### PROBLEM TO SOLVE:
Repeat every line exactly, keeping the pictures out of the copy.

### Rows from a dataset:
>> Start

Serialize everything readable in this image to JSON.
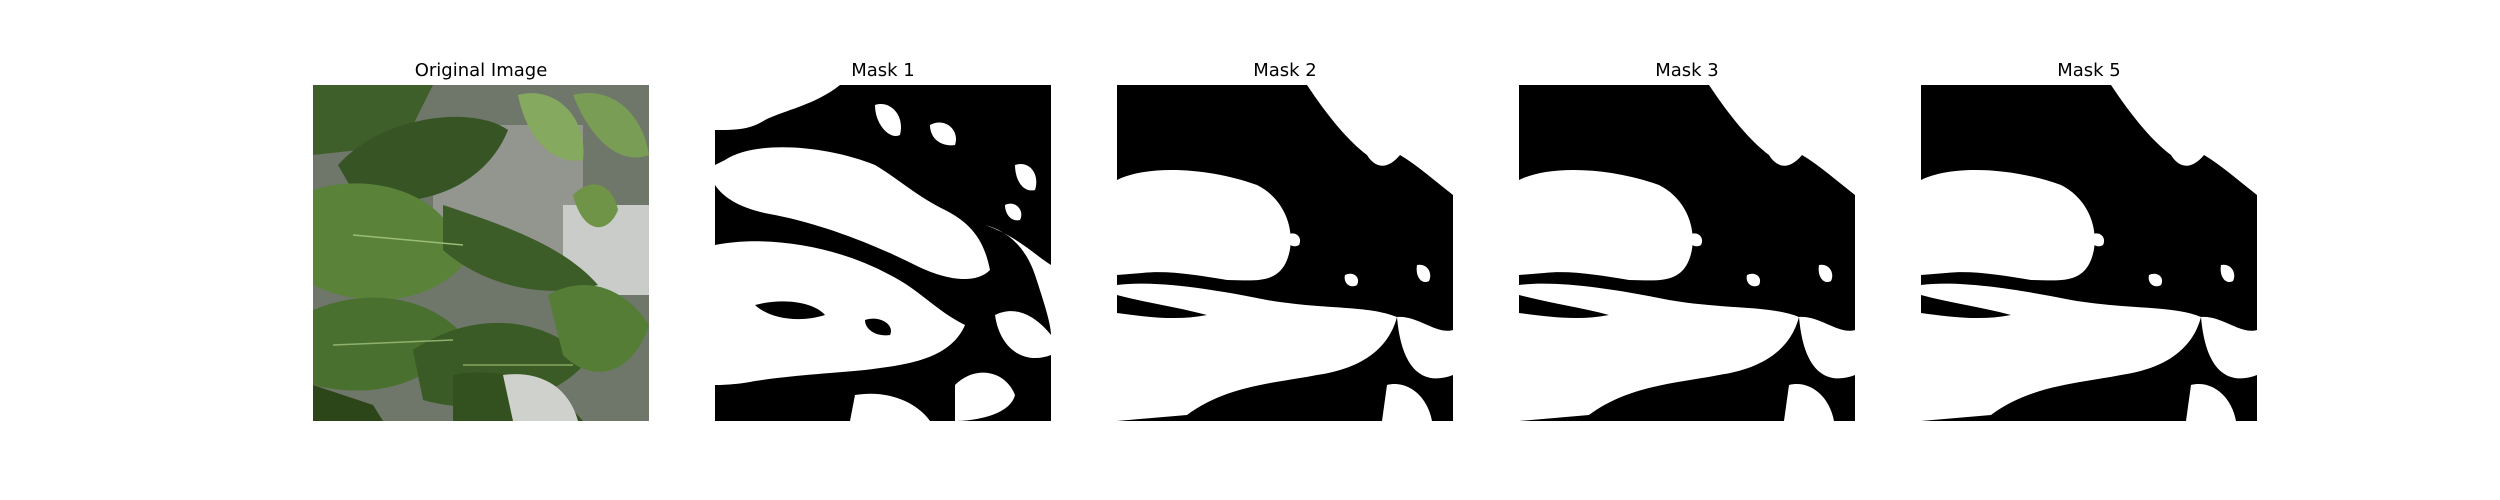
{
  "figure": {
    "panels": [
      {
        "title": "Original Image",
        "kind": "photo"
      },
      {
        "title": "Mask 1",
        "kind": "mask"
      },
      {
        "title": "Mask 2",
        "kind": "mask"
      },
      {
        "title": "Mask 3",
        "kind": "mask"
      },
      {
        "title": "Mask 5",
        "kind": "mask"
      }
    ]
  },
  "colors": {
    "mask_foreground": "#ffffff",
    "mask_background": "#000000",
    "leaf_dark": "#2f4a1f",
    "leaf_mid": "#4f7634",
    "leaf_light": "#7ea35b",
    "background_gray": "#8d8f8a"
  }
}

>> End

### RESULT:
Serialize everything readable in this image to JSON.
{
  "figure": {
    "panels": [
      {
        "title": "Original Image",
        "kind": "photo"
      },
      {
        "title": "Mask 1",
        "kind": "mask"
      },
      {
        "title": "Mask 2",
        "kind": "mask"
      },
      {
        "title": "Mask 3",
        "kind": "mask"
      },
      {
        "title": "Mask 5",
        "kind": "mask"
      }
    ]
  },
  "colors": {
    "mask_foreground": "#ffffff",
    "mask_background": "#000000",
    "leaf_dark": "#2f4a1f",
    "leaf_mid": "#4f7634",
    "leaf_light": "#7ea35b",
    "background_gray": "#8d8f8a"
  }
}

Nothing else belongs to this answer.